◆ **GIVEN ENTRIES**:
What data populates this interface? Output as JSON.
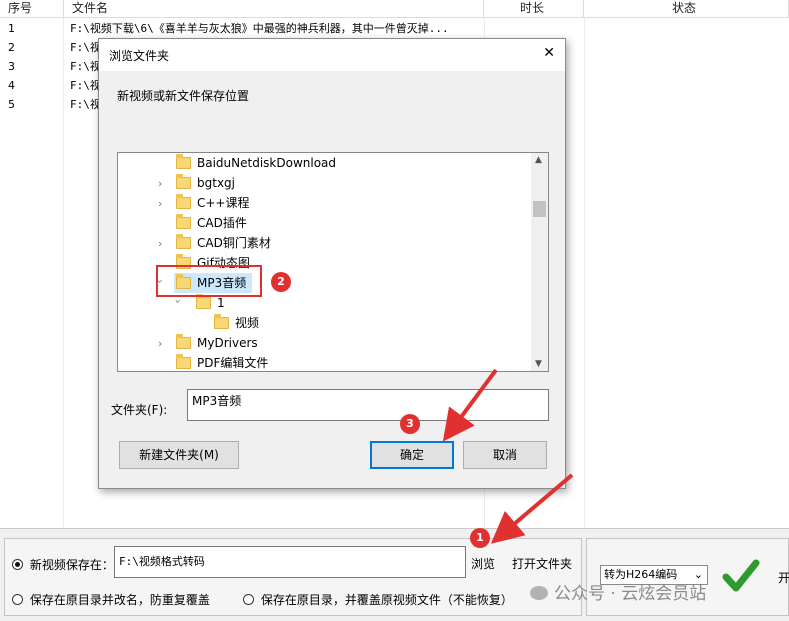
{
  "table": {
    "headers": {
      "index": "序号",
      "filename": "文件名",
      "duration": "时长",
      "status": "状态"
    },
    "rows": [
      {
        "index": "1",
        "filename": "F:\\视频下载\\6\\《喜羊羊与灰太狼》中最强的神兵利器，其中一件曾灭掉..."
      },
      {
        "index": "2",
        "filename": "F:\\视"
      },
      {
        "index": "3",
        "filename": "F:\\视"
      },
      {
        "index": "4",
        "filename": "F:\\视"
      },
      {
        "index": "5",
        "filename": "F:\\视"
      }
    ]
  },
  "bottom": {
    "save_new_label": "新视频保存在：",
    "save_path": "F:\\视频格式转码",
    "browse": "浏览",
    "open_folder": "打开文件夹",
    "save_rename_label": "保存在原目录并改名，防重复覆盖",
    "save_overwrite_label": "保存在原目录，并覆盖原视频文件（不能恢复）",
    "codec_value": "转为H264编码",
    "start_partial": "开",
    "watermark": "公众号 · 云炫会员站"
  },
  "dialog": {
    "title": "浏览文件夹",
    "close": "✕",
    "prompt": "新视频或新文件保存位置",
    "tree": [
      {
        "label": "BaiduNetdiskDownload"
      },
      {
        "label": "bgtxgj"
      },
      {
        "label": "C++课程"
      },
      {
        "label": "CAD插件"
      },
      {
        "label": "CAD铜门素材"
      },
      {
        "label": "Gif动态图"
      },
      {
        "label": "MP3音频"
      },
      {
        "label": "1"
      },
      {
        "label": "视频"
      },
      {
        "label": "MyDrivers"
      },
      {
        "label": "PDF编辑文件"
      }
    ],
    "folder_label": "文件夹(F):",
    "folder_value": "MP3音频",
    "new_folder": "新建文件夹(M)",
    "ok": "确定",
    "cancel": "取消"
  },
  "annotations": {
    "badge1": "1",
    "badge2": "2",
    "badge3": "3",
    "arrow_color": "#e03030"
  }
}
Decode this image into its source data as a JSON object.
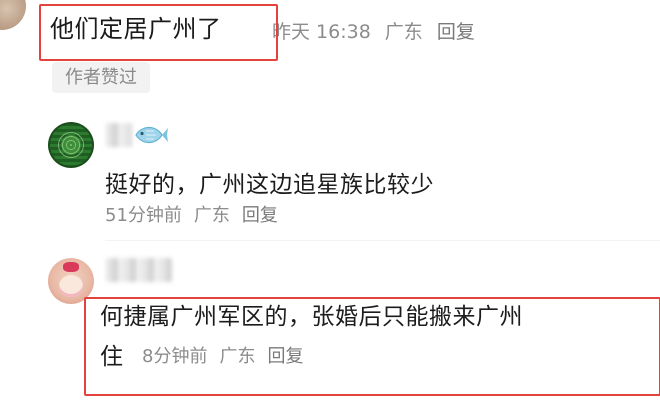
{
  "main_comment": {
    "text": "他们定居广州了",
    "time": "昨天 16:38",
    "location": "广东",
    "reply_label": "回复",
    "author_liked": "作者赞过"
  },
  "replies": [
    {
      "text": "挺好的，广州这边追星族比较少",
      "time": "51分钟前",
      "location": "广东",
      "reply_label": "回复"
    },
    {
      "text_line1": "何捷属广州军区的，张婚后只能搬来广州",
      "text_line2": "住",
      "time": "8分钟前",
      "location": "广东",
      "reply_label": "回复"
    }
  ],
  "colors": {
    "highlight_border": "#e4433d",
    "meta_text": "#8c8c8c",
    "body_text": "#1c1c1c"
  },
  "icons": {
    "user_badge": "fish-icon"
  }
}
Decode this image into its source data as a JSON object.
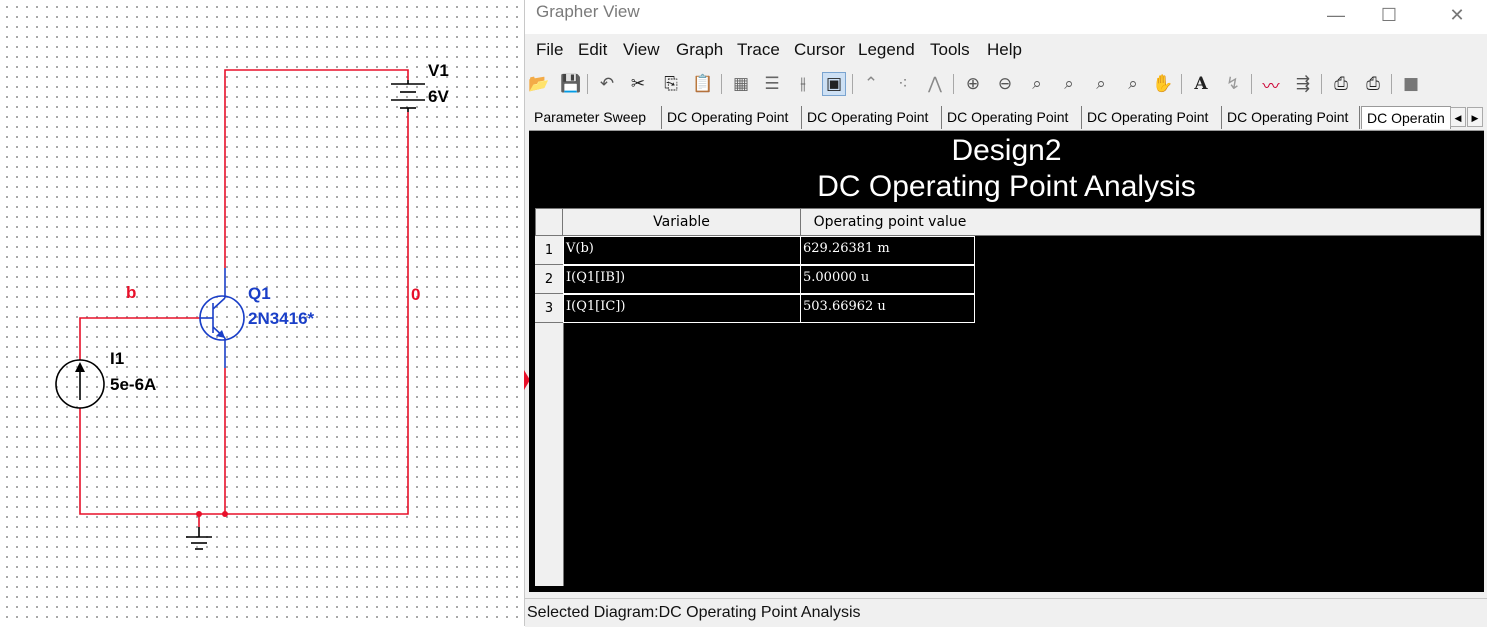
{
  "schematic": {
    "battery": {
      "name": "V1",
      "value": "6V"
    },
    "transistor": {
      "name": "Q1",
      "model": "2N3416*"
    },
    "current_source": {
      "name": "I1",
      "value": "5e-6A"
    },
    "nets": {
      "base": "b",
      "collector": "0"
    },
    "colors": {
      "wire": "#e8102a",
      "component": "#1a3fc8",
      "label": "#000000"
    }
  },
  "grapher": {
    "title": "Grapher View",
    "window_buttons": {
      "minimize": "—",
      "maximize": "☐",
      "close": "✕"
    },
    "menu": [
      "File",
      "Edit",
      "View",
      "Graph",
      "Trace",
      "Cursor",
      "Legend",
      "Tools",
      "Help"
    ],
    "toolbar_icons": [
      "open-icon",
      "save-icon",
      "undo-icon",
      "cut-icon",
      "copy-icon",
      "paste-icon",
      "grid-icon",
      "legend-icon",
      "cursor-icon",
      "overlay-icon",
      "line-icon",
      "scatter-icon",
      "line-points-icon",
      "zoom-in-icon",
      "zoom-out-icon",
      "zoom-fit-icon",
      "zoom-x-icon",
      "zoom-y-icon",
      "zoom-area-icon",
      "pan-icon",
      "text-icon",
      "label-icon",
      "trace-icon",
      "export-icon",
      "print-icon",
      "print-preview-icon",
      "stop-icon"
    ],
    "tabs": [
      "Parameter Sweep",
      "DC Operating Point",
      "DC Operating Point",
      "DC Operating Point",
      "DC Operating Point",
      "DC Operating Point",
      "DC Operatin"
    ],
    "active_tab_index": 6,
    "diagram": {
      "title": "Design2",
      "subtitle": "DC Operating Point Analysis",
      "columns": [
        "Variable",
        "Operating point value"
      ],
      "rows": [
        {
          "num": "1",
          "variable": "V(b)",
          "value": "629.26381 m"
        },
        {
          "num": "2",
          "variable": "I(Q1[IB])",
          "value": "5.00000 u"
        },
        {
          "num": "3",
          "variable": "I(Q1[IC])",
          "value": "503.66962 u"
        }
      ]
    },
    "status": "Selected Diagram:DC Operating Point Analysis"
  }
}
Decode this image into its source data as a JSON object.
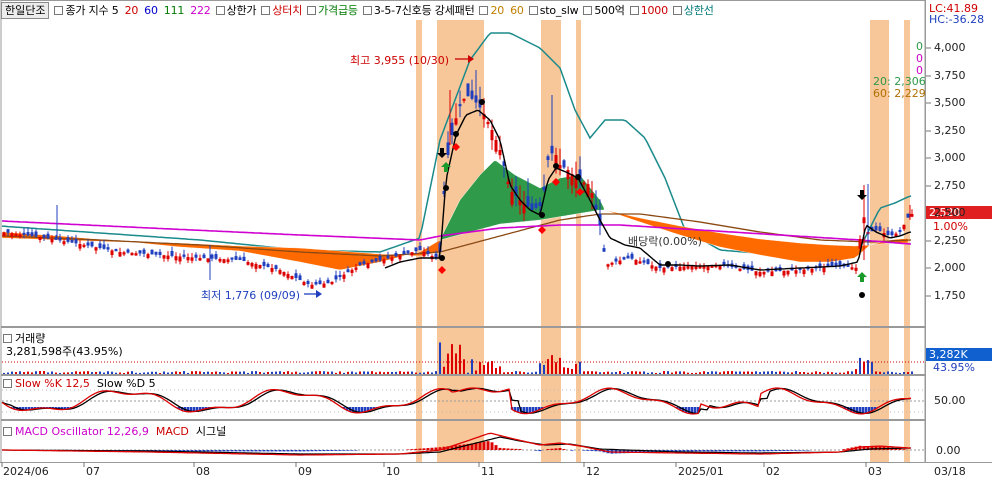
{
  "toolbar": {
    "stock_name": "한일단조",
    "items": [
      {
        "label": "종가 지수 5",
        "color": "#000000"
      },
      {
        "label": "20",
        "color": "#cc0000"
      },
      {
        "label": "60",
        "color": "#0000cc"
      },
      {
        "label": "111",
        "color": "#007a00"
      },
      {
        "label": "222",
        "color": "#cc00cc"
      },
      {
        "label": "상한가",
        "color": "#000000"
      },
      {
        "label": "상터치",
        "color": "#cc0000"
      },
      {
        "label": "가격급등",
        "color": "#007a00"
      },
      {
        "label": "3-5-7신호등 강세패턴",
        "color": "#000000"
      },
      {
        "label": "20",
        "color": "#c08000"
      },
      {
        "label": "60",
        "color": "#c08000"
      },
      {
        "label": "sto_slw",
        "color": "#000000"
      },
      {
        "label": "500억",
        "color": "#000000"
      },
      {
        "label": "1000",
        "color": "#cc0000"
      },
      {
        "label": "상한선",
        "color": "#007a7a"
      }
    ]
  },
  "price_panel": {
    "axis_ticks": [
      "4,000",
      "3,750",
      "3,500",
      "3,250",
      "3,000",
      "2,750",
      "2,500",
      "2,250",
      "2,000",
      "1,750"
    ],
    "lc_label": "LC:41.89",
    "hc_label": "HC:-36.28",
    "current_price": "2,520",
    "change_pct": "1.00%",
    "high_annotation": "최고 3,955 (10/30)",
    "low_annotation": "최저 1,776 (09/09)",
    "dividend_annotation": "배당락(0.00%)",
    "legend_zero_1": "0",
    "legend_zero_2": "0",
    "legend_zero_3": "0",
    "legend_ma20": "20: 2,306",
    "legend_ma60": "60: 2,229"
  },
  "volume_panel": {
    "title": "거래량",
    "value": "3,281,598주(43.95%)",
    "tag_value": "3,282K",
    "tag_pct": "43.95%"
  },
  "stoch_panel": {
    "title_k": "Slow %K 12,5",
    "title_d": "Slow %D 5",
    "axis_tick": "50.00"
  },
  "macd_panel": {
    "title_osc": "MACD Oscillator 12,26,9",
    "title_macd": "MACD",
    "title_signal": "시그널",
    "axis_tick": "0.00"
  },
  "date_axis": [
    "2024/06",
    "07",
    "08",
    "09",
    "10",
    "11",
    "12",
    "2025/01",
    "02",
    "03",
    "03/18"
  ],
  "colors": {
    "up": "#dd0000",
    "down": "#1f3fbf",
    "highlight": "#f7c79a",
    "price_tag": "#e02020",
    "volume_tag": "#1060d0",
    "ma222": "#d000d0",
    "upper_band": "#1a8a8a",
    "ribbon_orange": "#ff6a00",
    "ribbon_green": "#2e9a4a"
  }
}
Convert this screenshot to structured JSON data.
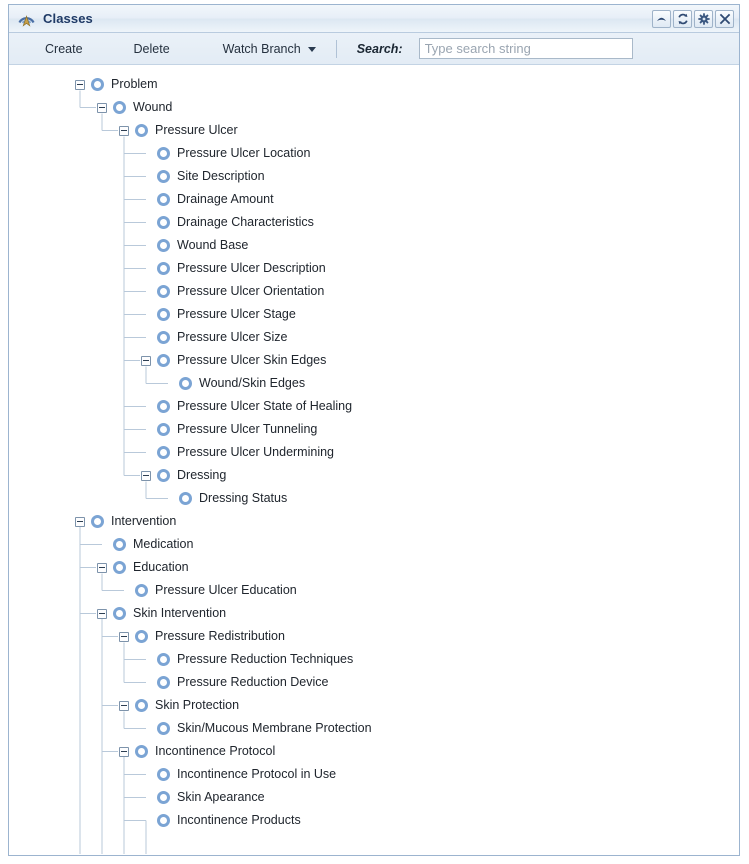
{
  "window": {
    "title": "Classes",
    "logo_icon": "antenna-broadcast-icon",
    "controls": [
      {
        "name": "collapse-button",
        "icon": "triangle-up-icon",
        "label": "Collapse"
      },
      {
        "name": "refresh-button",
        "icon": "refresh-arrows-icon",
        "label": "Refresh"
      },
      {
        "name": "settings-button",
        "icon": "gear-icon",
        "label": "Settings"
      },
      {
        "name": "close-button",
        "icon": "close-x-icon",
        "label": "Close"
      }
    ]
  },
  "toolbar": {
    "create_label": "Create",
    "delete_label": "Delete",
    "watch_branch_label": "Watch Branch",
    "watch_branch_caret": "chevron-down-icon",
    "search_label": "Search:",
    "search_value": "",
    "search_placeholder": "Type search string"
  },
  "tree": {
    "node_icon": "ring-circle-icon",
    "expanded_icon": "minus-box-icon",
    "nodes": [
      {
        "label": "Problem",
        "depth": 0,
        "expandable": true,
        "expanded": true
      },
      {
        "label": "Wound",
        "depth": 1,
        "expandable": true,
        "expanded": true
      },
      {
        "label": "Pressure Ulcer",
        "depth": 2,
        "expandable": true,
        "expanded": true
      },
      {
        "label": "Pressure Ulcer Location",
        "depth": 3,
        "expandable": false,
        "expanded": false
      },
      {
        "label": "Site Description",
        "depth": 3,
        "expandable": false,
        "expanded": false
      },
      {
        "label": "Drainage Amount",
        "depth": 3,
        "expandable": false,
        "expanded": false
      },
      {
        "label": "Drainage Characteristics",
        "depth": 3,
        "expandable": false,
        "expanded": false
      },
      {
        "label": "Wound Base",
        "depth": 3,
        "expandable": false,
        "expanded": false
      },
      {
        "label": "Pressure Ulcer Description",
        "depth": 3,
        "expandable": false,
        "expanded": false
      },
      {
        "label": "Pressure Ulcer Orientation",
        "depth": 3,
        "expandable": false,
        "expanded": false
      },
      {
        "label": "Pressure Ulcer Stage",
        "depth": 3,
        "expandable": false,
        "expanded": false
      },
      {
        "label": "Pressure Ulcer Size",
        "depth": 3,
        "expandable": false,
        "expanded": false
      },
      {
        "label": "Pressure Ulcer Skin Edges",
        "depth": 3,
        "expandable": true,
        "expanded": true
      },
      {
        "label": "Wound/Skin Edges",
        "depth": 4,
        "expandable": false,
        "expanded": false
      },
      {
        "label": "Pressure Ulcer State of Healing",
        "depth": 3,
        "expandable": false,
        "expanded": false
      },
      {
        "label": "Pressure Ulcer Tunneling",
        "depth": 3,
        "expandable": false,
        "expanded": false
      },
      {
        "label": "Pressure Ulcer Undermining",
        "depth": 3,
        "expandable": false,
        "expanded": false
      },
      {
        "label": "Dressing",
        "depth": 3,
        "expandable": true,
        "expanded": true
      },
      {
        "label": "Dressing Status",
        "depth": 4,
        "expandable": false,
        "expanded": false
      },
      {
        "label": "Intervention",
        "depth": 0,
        "expandable": true,
        "expanded": true
      },
      {
        "label": "Medication",
        "depth": 1,
        "expandable": false,
        "expanded": false
      },
      {
        "label": "Education",
        "depth": 1,
        "expandable": true,
        "expanded": true
      },
      {
        "label": "Pressure Ulcer Education",
        "depth": 2,
        "expandable": false,
        "expanded": false
      },
      {
        "label": "Skin Intervention",
        "depth": 1,
        "expandable": true,
        "expanded": true
      },
      {
        "label": "Pressure Redistribution",
        "depth": 2,
        "expandable": true,
        "expanded": true
      },
      {
        "label": "Pressure Reduction Techniques",
        "depth": 3,
        "expandable": false,
        "expanded": false
      },
      {
        "label": "Pressure Reduction Device",
        "depth": 3,
        "expandable": false,
        "expanded": false
      },
      {
        "label": "Skin Protection",
        "depth": 2,
        "expandable": true,
        "expanded": true
      },
      {
        "label": "Skin/Mucous Membrane Protection",
        "depth": 3,
        "expandable": false,
        "expanded": false
      },
      {
        "label": "Incontinence Protocol",
        "depth": 2,
        "expandable": true,
        "expanded": true
      },
      {
        "label": "Incontinence Protocol in Use",
        "depth": 3,
        "expandable": false,
        "expanded": false
      },
      {
        "label": "Skin Apearance",
        "depth": 3,
        "expandable": false,
        "expanded": false
      },
      {
        "label": "Incontinence Products",
        "depth": 3,
        "expandable": false,
        "expanded": false
      }
    ]
  },
  "colors": {
    "title_text": "#1f3a66",
    "node_ring": "#7ba4d4",
    "panel_border": "#9cb4cf",
    "toolbar_bg": "#e6eef6",
    "guide_line": "#b9c9da"
  }
}
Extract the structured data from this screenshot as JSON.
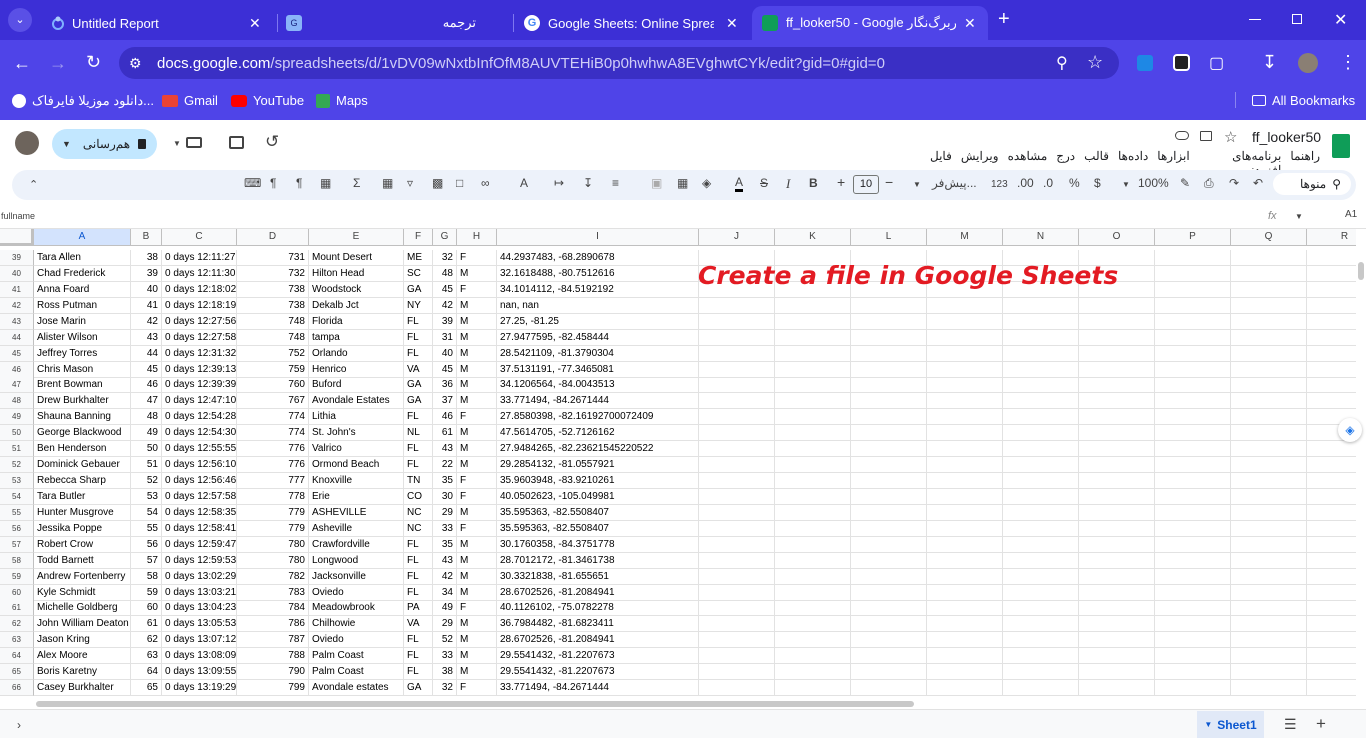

◆ **REQUIRED WORK**:
Report how many lines in the records hold the word "Reduction", giving the number and nothing else.

◆ **RESULT**:
2